# [SHORT TASK]
Copy out all the lines exactly. Omit pictures.

Stored records:
§

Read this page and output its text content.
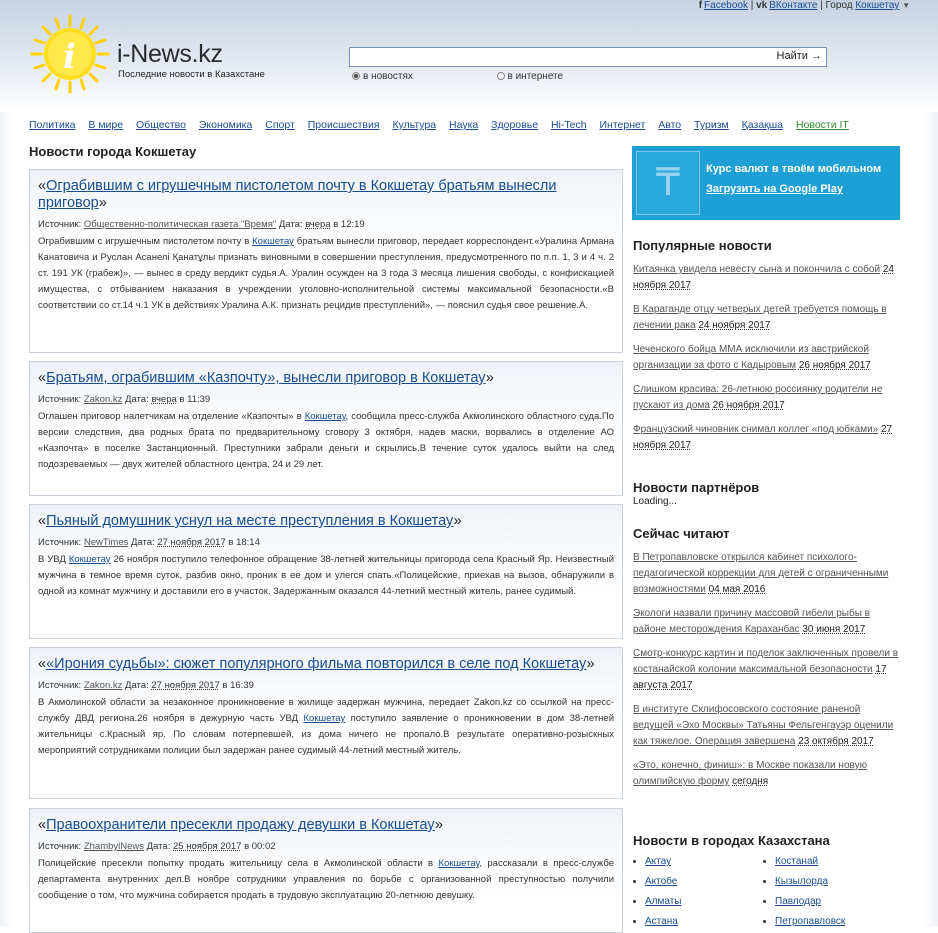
f Facebook | vk ВКонтакте | Город Кокшетау ▼
i i-News.kz
Последние новости в Казахстане
Найти →
в новостях	в интернете
Политика В мире Общество Экономика Спорт Происшествия Культура Наука Здоровье Hi-Tech Интернет Авто Туризм Қазақша Новости IT
Новости города Кокшетау
«Ограбившим с игрушечным пистолетом почту в Кокшетау братьям вынесли приговор»
Источник: Общественно-политическая газета "Время" Дата: вчера в 12:19
Ограбившим с игрушечным пистолетом почту в Кокшетау братьям вынесли приговор, передает корреспондент.«Уралина Армана Канатовича и Руслан Асанелі Қанатұлы признать виновными в совершении преступления, предусмотренного по п.п. 1, 3 и 4 ч. 2 ст. 191 УК (грабеж)», — вынес в среду вердикт судья.А. Уралин осужден на 3 года 3 месяца лишения свободы, с конфискацией имущества, с отбыванием наказания в учреждении уголовно-исполнительной системы максимальной безопасности.«В соответствии со ст.14 ч.1 УК в действиях Уралина А.К. признать рецидив преступлений», — пояснил судья свое решение.А.
«Братьям, ограбившим «Казпочту», вынесли приговор в Кокшетау»
Источник: Zakon.kz Дата: вчера в 11:39
Оглашен приговор налетчикам на отделение «Казпочты» в Кокшетау, сообщила пресс-служба Акмолинского областного суда.По версии следствия, два родных брата по предварительному сговору 3 октября, надев маски, ворвались в отделение АО «Казпочта» в поселке Застанционный. Преступники забрали деньги и скрылись.В течение суток удалось выйти на след подозреваемых — двух жителей областного центра, 24 и 29 лет.
«Пьяный домушник уснул на месте преступления в Кокшетау»
Источник: NewTimes Дата: 27 ноября 2017 в 18:14
В УВД Кокшетау 26 ноября поступило телефонное обращение 38-летней жительницы пригорода села Красный Яр. Неизвестный мужчина в темное время суток, разбив окно, проник в ее дом и улегся спать.«Полицейские, приехав на вызов, обнаружили в одной из комнат мужчину и доставили его в участок. Задержанным оказался 44-летний местный житель, ранее судимый.
««Ирония судьбы»: сюжет популярного фильма повторился в селе под Кокшетау»
Источник: Zakon.kz Дата: 27 ноября 2017 в 16:39
В Акмолинской области за незаконное проникновение в жилище задержан мужчина, передает Zakon.kz со ссылкой на пресс-службу ДВД региона.26 ноября в дежурную часть УВД Кокшетау поступило заявление о проникновении в дом 38-летней жительницы с.Красный яр. По словам потерпевшей, из дома ничего не пропало.В результате оперативно-розыскных мероприятий сотрудниками полиции был задержан ранее судимый 44-летний местный житель.
«Правоохранители пресекли продажу девушки в Кокшетау»
Источник: ZhambylNews Дата: 25 ноября 2017 в 00:02
Полицейские пресекли попытку продать жительницу села в Акмолинской области в Кокшетау, рассказали в пресс-службе департамента внутренних дел.В ноябре сотрудники управления по борьбе с организованной преступностью получили сообщение о том, что мужчина собирается продать в трудовую эксплуатацию 20-летнюю девушку.
₸	Курс валют в твоём мобильном
Загрузить на Google Play
Популярные новости
Китаянка увидела невесту сына и покончила с собой 24 ноября 2017
В Караганде отцу четверых детей требуется помощь в лечении рака 24 ноября 2017
Чеченского бойца ММА исключили из австрийской организации за фото с Кадыровым 26 ноября 2017
Слишком красива: 26-летнюю россиянку родители не пускают из дома 26 ноября 2017
Французский чиновник снимал коллег «под юбками» 27 ноября 2017
Новости партнёров
Loading...
Сейчас читают
В Петропавловске открылся кабинет психолого-педагогической коррекции для детей с ограниченными возможностями 04 мая 2016
Экологи назвали причину массовой гибели рыбы в районе месторождения Караханбас 30 июня 2017
Смотр-конкурс картин и поделок заключенных провели в костанайской колонии максимальной безопасности 17 августа 2017
В институте Склифосовского состояние раненой ведущей «Эхо Москвы» Татьяны Фельгенгауэр оценили как тяжелое. Операция завершена 23 октября 2017
«Это, конечно, финиш»: в Москве показали новую олимпийскую форму сегодня
Новости в городах Казахстана
• Актау
• Актобе
• Алматы
• Астана
• Костанай
• Кызылорда
• Павлодар
• Петропавловск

§

# [THE OUTPUT]
Read this page and output its text content.
f Facebook | vk ВКонтакте | Город Кокшетау ▼
i i-News.kz
Последние новости в Казахстане
Найти →
в новостях	в интернете
Политика В мире Общество Экономика Спорт Происшествия Культура Наука Здоровье Hi-Tech Интернет Авто Туризм Қазақша Новости IT
Новости города Кокшетау
«Ограбившим с игрушечным пистолетом почту в Кокшетау братьям вынесли приговор»
Источник: Общественно-политическая газета "Время" Дата: вчера в 12:19
Ограбившим с игрушечным пистолетом почту в Кокшетау братьям вынесли приговор, передает корреспондент.«Уралина Армана Канатовича и Руслан Асанелі Қанатұлы признать виновными в совершении преступления, предусмотренного по п.п. 1, 3 и 4 ч. 2 ст. 191 УК (грабеж)», — вынес в среду вердикт судья.А. Уралин осужден на 3 года 3 месяца лишения свободы, с конфискацией имущества, с отбыванием наказания в учреждении уголовно-исполнительной системы максимальной безопасности.«В соответствии со ст.14 ч.1 УК в действиях Уралина А.К. признать рецидив преступлений», — пояснил судья свое решение.А.
«Братьям, ограбившим «Казпочту», вынесли приговор в Кокшетау»
Источник: Zakon.kz Дата: вчера в 11:39
Оглашен приговор налетчикам на отделение «Казпочты» в Кокшетау, сообщила пресс-служба Акмолинского областного суда.По версии следствия, два родных брата по предварительному сговору 3 октября, надев маски, ворвались в отделение АО «Казпочта» в поселке Застанционный. Преступники забрали деньги и скрылись.В течение суток удалось выйти на след подозреваемых — двух жителей областного центра, 24 и 29 лет.
«Пьяный домушник уснул на месте преступления в Кокшетау»
Источник: NewTimes Дата: 27 ноября 2017 в 18:14
В УВД Кокшетау 26 ноября поступило телефонное обращение 38-летней жительницы пригорода села Красный Яр. Неизвестный мужчина в темное время суток, разбив окно, проник в ее дом и улегся спать.«Полицейские, приехав на вызов, обнаружили в одной из комнат мужчину и доставили его в участок. Задержанным оказался 44-летний местный житель, ранее судимый.
««Ирония судьбы»: сюжет популярного фильма повторился в селе под Кокшетау»
Источник: Zakon.kz Дата: 27 ноября 2017 в 16:39
В Акмолинской области за незаконное проникновение в жилище задержан мужчина, передает Zakon.kz со ссылкой на пресс-службу ДВД региона.26 ноября в дежурную часть УВД Кокшетау поступило заявление о проникновении в дом 38-летней жительницы с.Красный яр. По словам потерпевшей, из дома ничего не пропало.В результате оперативно-розыскных мероприятий сотрудниками полиции был задержан ранее судимый 44-летний местный житель.
«Правоохранители пресекли продажу девушки в Кокшетау»
Источник: ZhambylNews Дата: 25 ноября 2017 в 00:02
Полицейские пресекли попытку продать жительницу села в Акмолинской области в Кокшетау, рассказали в пресс-службе департамента внутренних дел.В ноябре сотрудники управления по борьбе с организованной преступностью получили сообщение о том, что мужчина собирается продать в трудовую эксплуатацию 20-летнюю девушку.
₸	Курс валют в твоём мобильном
Загрузить на Google Play
Популярные новости
Китаянка увидела невесту сына и покончила с собой 24 ноября 2017
В Караганде отцу четверых детей требуется помощь в лечении рака 24 ноября 2017
Чеченского бойца ММА исключили из австрийской организации за фото с Кадыровым 26 ноября 2017
Слишком красива: 26-летнюю россиянку родители не пускают из дома 26 ноября 2017
Французский чиновник снимал коллег «под юбками» 27 ноября 2017
Новости партнёров
Loading...
Сейчас читают
В Петропавловске открылся кабинет психолого-педагогической коррекции для детей с ограниченными возможностями 04 мая 2016
Экологи назвали причину массовой гибели рыбы в районе месторождения Караханбас 30 июня 2017
Смотр-конкурс картин и поделок заключенных провели в костанайской колонии максимальной безопасности 17 августа 2017
В институте Склифосовского состояние раненой ведущей «Эхо Москвы» Татьяны Фельгенгауэр оценили как тяжелое. Операция завершена 23 октября 2017
«Это, конечно, финиш»: в Москве показали новую олимпийскую форму сегодня
Новости в городах Казахстана
• Актау
• Актобе
• Алматы
• Астана
• Костанай
• Кызылорда
• Павлодар
• Петропавловск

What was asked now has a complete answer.